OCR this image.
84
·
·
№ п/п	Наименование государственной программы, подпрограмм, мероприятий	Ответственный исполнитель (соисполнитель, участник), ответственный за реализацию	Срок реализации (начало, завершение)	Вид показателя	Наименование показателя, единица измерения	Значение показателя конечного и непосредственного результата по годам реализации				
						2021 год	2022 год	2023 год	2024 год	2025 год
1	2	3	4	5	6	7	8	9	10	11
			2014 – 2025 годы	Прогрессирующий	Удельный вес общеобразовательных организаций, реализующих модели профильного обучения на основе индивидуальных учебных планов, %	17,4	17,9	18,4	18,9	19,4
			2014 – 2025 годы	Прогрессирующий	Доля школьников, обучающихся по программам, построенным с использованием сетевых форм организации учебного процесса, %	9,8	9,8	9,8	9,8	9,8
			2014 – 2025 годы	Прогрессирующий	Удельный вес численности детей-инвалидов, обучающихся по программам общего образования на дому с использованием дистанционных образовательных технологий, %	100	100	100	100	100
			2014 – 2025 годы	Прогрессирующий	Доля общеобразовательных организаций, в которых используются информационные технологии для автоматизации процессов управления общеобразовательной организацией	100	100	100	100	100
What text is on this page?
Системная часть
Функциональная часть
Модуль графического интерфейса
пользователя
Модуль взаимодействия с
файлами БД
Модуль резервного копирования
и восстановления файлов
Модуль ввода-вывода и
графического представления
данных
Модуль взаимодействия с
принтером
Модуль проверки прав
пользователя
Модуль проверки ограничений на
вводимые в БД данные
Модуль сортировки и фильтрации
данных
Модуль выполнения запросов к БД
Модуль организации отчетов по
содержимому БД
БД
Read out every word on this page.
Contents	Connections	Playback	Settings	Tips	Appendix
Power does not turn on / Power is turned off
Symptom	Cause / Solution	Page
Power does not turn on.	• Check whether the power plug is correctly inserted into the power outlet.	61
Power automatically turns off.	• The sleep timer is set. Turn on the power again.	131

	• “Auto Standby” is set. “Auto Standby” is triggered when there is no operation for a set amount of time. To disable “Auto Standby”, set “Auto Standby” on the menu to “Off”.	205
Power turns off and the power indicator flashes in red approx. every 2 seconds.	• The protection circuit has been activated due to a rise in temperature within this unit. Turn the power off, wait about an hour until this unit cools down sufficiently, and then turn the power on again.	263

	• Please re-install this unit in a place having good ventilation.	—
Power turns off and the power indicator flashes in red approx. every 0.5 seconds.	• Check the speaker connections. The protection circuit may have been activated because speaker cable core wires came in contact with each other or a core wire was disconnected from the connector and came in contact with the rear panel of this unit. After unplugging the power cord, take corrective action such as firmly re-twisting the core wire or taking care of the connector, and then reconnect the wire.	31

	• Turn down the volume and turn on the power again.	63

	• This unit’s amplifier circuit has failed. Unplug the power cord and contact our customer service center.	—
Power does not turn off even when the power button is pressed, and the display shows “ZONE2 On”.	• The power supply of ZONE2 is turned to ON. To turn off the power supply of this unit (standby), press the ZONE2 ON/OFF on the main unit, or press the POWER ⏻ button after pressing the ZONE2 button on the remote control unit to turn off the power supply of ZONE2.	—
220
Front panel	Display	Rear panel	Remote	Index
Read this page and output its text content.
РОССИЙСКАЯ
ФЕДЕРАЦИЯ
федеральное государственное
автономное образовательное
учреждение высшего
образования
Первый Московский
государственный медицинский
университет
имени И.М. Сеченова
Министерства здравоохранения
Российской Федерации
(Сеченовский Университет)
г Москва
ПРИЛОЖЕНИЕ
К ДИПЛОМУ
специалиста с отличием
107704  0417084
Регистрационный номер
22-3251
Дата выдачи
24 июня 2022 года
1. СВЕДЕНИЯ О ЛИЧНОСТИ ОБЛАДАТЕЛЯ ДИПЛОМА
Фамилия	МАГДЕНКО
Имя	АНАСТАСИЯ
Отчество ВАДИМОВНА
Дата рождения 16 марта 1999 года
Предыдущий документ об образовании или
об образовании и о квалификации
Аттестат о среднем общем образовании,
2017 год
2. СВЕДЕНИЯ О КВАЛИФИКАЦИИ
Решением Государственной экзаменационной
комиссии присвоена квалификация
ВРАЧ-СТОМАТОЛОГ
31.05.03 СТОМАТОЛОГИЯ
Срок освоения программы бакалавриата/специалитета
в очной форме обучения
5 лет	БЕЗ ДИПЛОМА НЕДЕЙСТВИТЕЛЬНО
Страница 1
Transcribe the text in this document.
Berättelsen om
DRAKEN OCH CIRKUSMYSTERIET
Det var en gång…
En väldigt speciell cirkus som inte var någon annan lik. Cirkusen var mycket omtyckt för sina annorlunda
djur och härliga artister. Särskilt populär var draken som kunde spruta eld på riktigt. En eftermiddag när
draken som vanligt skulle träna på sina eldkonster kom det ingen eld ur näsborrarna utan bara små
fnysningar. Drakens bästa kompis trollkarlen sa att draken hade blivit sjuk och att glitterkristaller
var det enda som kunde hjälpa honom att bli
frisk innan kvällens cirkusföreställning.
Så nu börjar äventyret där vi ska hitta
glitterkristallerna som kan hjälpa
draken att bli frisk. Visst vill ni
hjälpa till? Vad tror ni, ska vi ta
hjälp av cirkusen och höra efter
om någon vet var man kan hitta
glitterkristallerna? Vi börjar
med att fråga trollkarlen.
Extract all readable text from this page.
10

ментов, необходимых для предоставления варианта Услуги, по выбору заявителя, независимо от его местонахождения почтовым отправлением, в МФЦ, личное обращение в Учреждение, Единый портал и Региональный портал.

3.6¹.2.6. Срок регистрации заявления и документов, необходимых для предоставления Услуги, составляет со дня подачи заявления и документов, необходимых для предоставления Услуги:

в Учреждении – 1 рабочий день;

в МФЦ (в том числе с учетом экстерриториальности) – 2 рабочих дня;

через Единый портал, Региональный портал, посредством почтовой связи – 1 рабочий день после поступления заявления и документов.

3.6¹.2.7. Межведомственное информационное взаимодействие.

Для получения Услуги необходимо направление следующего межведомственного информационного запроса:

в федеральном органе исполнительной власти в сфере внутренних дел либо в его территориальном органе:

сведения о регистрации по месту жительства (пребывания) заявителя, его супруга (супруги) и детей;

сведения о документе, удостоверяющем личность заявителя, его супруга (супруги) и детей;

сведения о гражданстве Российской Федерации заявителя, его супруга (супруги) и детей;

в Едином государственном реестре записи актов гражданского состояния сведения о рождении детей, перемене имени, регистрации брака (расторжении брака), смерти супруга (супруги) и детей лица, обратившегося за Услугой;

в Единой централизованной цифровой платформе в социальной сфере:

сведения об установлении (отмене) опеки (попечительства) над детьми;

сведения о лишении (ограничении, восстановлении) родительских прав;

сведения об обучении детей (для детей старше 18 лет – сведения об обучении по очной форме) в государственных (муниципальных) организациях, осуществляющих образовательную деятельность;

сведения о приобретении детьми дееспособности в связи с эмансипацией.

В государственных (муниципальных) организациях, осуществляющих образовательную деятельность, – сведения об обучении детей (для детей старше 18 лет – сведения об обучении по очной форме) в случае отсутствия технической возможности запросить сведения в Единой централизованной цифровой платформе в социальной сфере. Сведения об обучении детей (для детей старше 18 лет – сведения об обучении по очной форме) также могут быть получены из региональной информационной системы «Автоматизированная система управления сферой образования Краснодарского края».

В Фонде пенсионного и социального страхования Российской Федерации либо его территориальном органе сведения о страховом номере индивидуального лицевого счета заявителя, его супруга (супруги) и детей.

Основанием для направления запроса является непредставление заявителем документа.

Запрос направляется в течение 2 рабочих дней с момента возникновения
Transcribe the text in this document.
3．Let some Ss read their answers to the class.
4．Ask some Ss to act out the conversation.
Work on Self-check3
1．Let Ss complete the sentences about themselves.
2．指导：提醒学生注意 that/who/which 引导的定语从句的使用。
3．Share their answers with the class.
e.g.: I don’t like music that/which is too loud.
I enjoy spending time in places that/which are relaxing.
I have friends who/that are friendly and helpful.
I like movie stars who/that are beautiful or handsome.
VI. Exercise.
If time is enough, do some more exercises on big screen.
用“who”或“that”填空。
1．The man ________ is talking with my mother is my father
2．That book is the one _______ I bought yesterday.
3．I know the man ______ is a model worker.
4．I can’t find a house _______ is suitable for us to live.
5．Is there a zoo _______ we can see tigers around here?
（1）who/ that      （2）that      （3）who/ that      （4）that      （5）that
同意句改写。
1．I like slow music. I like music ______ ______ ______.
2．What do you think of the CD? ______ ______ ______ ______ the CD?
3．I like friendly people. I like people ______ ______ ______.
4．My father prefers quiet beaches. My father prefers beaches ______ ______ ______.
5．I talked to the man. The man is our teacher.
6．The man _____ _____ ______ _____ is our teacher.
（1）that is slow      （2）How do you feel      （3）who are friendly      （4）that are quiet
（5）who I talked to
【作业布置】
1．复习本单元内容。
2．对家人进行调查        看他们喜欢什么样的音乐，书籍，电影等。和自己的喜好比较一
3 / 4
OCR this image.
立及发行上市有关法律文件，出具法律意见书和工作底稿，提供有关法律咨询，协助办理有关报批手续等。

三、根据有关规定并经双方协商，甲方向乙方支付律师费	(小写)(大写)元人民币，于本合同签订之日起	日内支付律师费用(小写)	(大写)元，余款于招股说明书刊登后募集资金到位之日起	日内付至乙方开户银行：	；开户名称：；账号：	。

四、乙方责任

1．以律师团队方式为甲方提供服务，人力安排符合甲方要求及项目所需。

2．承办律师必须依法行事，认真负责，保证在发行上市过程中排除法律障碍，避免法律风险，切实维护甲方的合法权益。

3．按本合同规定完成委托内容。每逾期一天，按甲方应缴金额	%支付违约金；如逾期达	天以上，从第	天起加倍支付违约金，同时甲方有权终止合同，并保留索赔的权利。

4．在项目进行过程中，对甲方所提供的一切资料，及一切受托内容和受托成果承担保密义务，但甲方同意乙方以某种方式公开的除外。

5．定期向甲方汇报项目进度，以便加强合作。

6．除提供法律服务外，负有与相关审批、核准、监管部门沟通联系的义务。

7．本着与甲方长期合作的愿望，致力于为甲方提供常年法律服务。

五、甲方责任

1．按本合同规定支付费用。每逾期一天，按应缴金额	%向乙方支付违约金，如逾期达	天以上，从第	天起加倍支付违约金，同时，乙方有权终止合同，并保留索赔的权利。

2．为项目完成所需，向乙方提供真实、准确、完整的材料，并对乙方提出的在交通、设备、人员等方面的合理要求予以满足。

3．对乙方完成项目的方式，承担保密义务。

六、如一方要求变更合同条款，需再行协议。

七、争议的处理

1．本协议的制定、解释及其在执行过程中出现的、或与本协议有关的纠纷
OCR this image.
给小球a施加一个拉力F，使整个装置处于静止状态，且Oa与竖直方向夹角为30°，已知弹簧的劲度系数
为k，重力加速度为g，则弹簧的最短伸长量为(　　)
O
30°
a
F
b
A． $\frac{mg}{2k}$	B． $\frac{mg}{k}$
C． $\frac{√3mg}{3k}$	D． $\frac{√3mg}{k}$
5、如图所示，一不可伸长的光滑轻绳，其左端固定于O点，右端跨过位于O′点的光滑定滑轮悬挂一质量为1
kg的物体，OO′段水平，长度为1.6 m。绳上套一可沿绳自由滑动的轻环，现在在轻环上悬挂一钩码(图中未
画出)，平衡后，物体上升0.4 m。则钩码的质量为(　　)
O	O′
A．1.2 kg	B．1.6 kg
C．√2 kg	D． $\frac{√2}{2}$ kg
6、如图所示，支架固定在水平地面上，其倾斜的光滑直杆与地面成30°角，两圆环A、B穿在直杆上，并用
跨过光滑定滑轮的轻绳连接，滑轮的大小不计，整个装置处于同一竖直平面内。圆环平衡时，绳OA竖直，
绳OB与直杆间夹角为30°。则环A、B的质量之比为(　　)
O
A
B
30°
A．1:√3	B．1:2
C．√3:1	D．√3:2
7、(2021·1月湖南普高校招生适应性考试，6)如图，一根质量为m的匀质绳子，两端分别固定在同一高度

▸ Exercise details:
Return each line where "如图所示" shows up.

▸ Solution:
5、如图所示，一不可伸长的光滑轻绳，其左端固定于O点，右端跨过位于O′点的光滑定滑轮悬挂一质量为1
6、如图所示，支架固定在水平地面上，其倾斜的光滑直杆与地面成30°角，两圆环A、B穿在直杆上，并用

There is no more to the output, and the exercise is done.